▶ Directions
Are you able to quote each entry exactly as written?

▶ Listing

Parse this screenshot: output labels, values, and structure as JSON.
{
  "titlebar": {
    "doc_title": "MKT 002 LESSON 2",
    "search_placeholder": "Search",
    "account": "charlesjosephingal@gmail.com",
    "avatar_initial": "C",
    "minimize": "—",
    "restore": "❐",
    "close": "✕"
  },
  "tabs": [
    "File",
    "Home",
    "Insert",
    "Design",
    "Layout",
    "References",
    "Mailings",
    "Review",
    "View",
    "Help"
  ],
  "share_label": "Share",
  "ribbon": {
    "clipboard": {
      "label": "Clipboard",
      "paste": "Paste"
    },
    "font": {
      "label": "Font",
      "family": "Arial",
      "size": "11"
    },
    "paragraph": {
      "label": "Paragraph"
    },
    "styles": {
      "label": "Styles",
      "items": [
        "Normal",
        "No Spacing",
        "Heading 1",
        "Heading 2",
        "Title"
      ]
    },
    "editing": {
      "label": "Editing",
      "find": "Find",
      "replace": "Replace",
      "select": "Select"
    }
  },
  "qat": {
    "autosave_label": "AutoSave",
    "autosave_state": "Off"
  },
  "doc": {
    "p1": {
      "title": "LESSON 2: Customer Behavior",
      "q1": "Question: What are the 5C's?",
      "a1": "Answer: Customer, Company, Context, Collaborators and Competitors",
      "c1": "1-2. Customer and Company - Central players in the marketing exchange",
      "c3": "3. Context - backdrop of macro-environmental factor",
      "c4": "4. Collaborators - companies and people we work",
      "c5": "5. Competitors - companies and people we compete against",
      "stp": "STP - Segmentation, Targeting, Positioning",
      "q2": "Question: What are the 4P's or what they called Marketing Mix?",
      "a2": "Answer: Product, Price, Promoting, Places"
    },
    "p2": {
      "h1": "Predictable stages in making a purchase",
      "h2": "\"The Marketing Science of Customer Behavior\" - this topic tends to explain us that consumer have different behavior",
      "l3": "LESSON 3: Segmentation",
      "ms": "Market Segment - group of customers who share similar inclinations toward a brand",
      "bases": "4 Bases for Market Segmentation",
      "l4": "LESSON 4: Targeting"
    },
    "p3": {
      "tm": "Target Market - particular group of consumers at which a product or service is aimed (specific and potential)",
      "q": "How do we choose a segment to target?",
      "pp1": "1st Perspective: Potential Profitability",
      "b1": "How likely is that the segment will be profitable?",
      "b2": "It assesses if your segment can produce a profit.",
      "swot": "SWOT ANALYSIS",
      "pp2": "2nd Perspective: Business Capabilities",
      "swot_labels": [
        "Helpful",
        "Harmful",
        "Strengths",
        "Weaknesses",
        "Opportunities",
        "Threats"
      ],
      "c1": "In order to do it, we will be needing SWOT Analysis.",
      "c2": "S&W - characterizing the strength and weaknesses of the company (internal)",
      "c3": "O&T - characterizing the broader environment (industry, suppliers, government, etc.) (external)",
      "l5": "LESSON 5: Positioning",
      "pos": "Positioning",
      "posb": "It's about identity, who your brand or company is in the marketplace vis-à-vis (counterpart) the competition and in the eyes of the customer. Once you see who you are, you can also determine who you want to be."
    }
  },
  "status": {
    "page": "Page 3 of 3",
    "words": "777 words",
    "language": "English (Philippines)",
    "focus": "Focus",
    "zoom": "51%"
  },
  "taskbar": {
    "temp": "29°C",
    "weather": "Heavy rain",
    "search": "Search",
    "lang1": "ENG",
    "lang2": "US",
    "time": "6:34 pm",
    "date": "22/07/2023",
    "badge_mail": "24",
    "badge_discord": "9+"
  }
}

▶ Completed exercise
Parse this screenshot: output labels, values, and structure as JSON.
{
  "titlebar": {
    "doc_title": "MKT 002 LESSON 2",
    "search_placeholder": "Search",
    "account": "charlesjosephingal@gmail.com",
    "avatar_initial": "C",
    "minimize": "—",
    "restore": "❐",
    "close": "✕"
  },
  "tabs": [
    "File",
    "Home",
    "Insert",
    "Design",
    "Layout",
    "References",
    "Mailings",
    "Review",
    "View",
    "Help"
  ],
  "share_label": "Share",
  "ribbon": {
    "clipboard": {
      "label": "Clipboard",
      "paste": "Paste"
    },
    "font": {
      "label": "Font",
      "family": "Arial",
      "size": "11"
    },
    "paragraph": {
      "label": "Paragraph"
    },
    "styles": {
      "label": "Styles",
      "items": [
        "Normal",
        "No Spacing",
        "Heading 1",
        "Heading 2",
        "Title"
      ]
    },
    "editing": {
      "label": "Editing",
      "find": "Find",
      "replace": "Replace",
      "select": "Select"
    }
  },
  "qat": {
    "autosave_label": "AutoSave",
    "autosave_state": "Off"
  },
  "doc": {
    "p1": {
      "title": "LESSON 2: Customer Behavior",
      "q1": "Question: What are the 5C's?",
      "a1": "Answer: Customer, Company, Context, Collaborators and Competitors",
      "c1": "1-2. Customer and Company - Central players in the marketing exchange",
      "c3": "3. Context - backdrop of macro-environmental factor",
      "c4": "4. Collaborators - companies and people we work",
      "c5": "5. Competitors - companies and people we compete against",
      "stp": "STP - Segmentation, Targeting, Positioning",
      "q2": "Question: What are the 4P's or what they called Marketing Mix?",
      "a2": "Answer: Product, Price, Promoting, Places"
    },
    "p2": {
      "h1": "Predictable stages in making a purchase",
      "h2": "\"The Marketing Science of Customer Behavior\" - this topic tends to explain us that consumer have different behavior",
      "l3": "LESSON 3: Segmentation",
      "ms": "Market Segment - group of customers who share similar inclinations toward a brand",
      "bases": "4 Bases for Market Segmentation",
      "l4": "LESSON 4: Targeting"
    },
    "p3": {
      "tm": "Target Market - particular group of consumers at which a product or service is aimed (specific and potential)",
      "q": "How do we choose a segment to target?",
      "pp1": "1st Perspective: Potential Profitability",
      "b1": "How likely is that the segment will be profitable?",
      "b2": "It assesses if your segment can produce a profit.",
      "swot": "SWOT ANALYSIS",
      "pp2": "2nd Perspective: Business Capabilities",
      "swot_labels": [
        "Helpful",
        "Harmful",
        "Strengths",
        "Weaknesses",
        "Opportunities",
        "Threats"
      ],
      "c1": "In order to do it, we will be needing SWOT Analysis.",
      "c2": "S&W - characterizing the strength and weaknesses of the company (internal)",
      "c3": "O&T - characterizing the broader environment (industry, suppliers, government, etc.) (external)",
      "l5": "LESSON 5: Positioning",
      "pos": "Positioning",
      "posb": "It's about identity, who your brand or company is in the marketplace vis-à-vis (counterpart) the competition and in the eyes of the customer. Once you see who you are, you can also determine who you want to be."
    }
  },
  "status": {
    "page": "Page 3 of 3",
    "words": "777 words",
    "language": "English (Philippines)",
    "focus": "Focus",
    "zoom": "51%"
  },
  "taskbar": {
    "temp": "29°C",
    "weather": "Heavy rain",
    "search": "Search",
    "lang1": "ENG",
    "lang2": "US",
    "time": "6:34 pm",
    "date": "22/07/2023",
    "badge_mail": "24",
    "badge_discord": "9+"
  }
}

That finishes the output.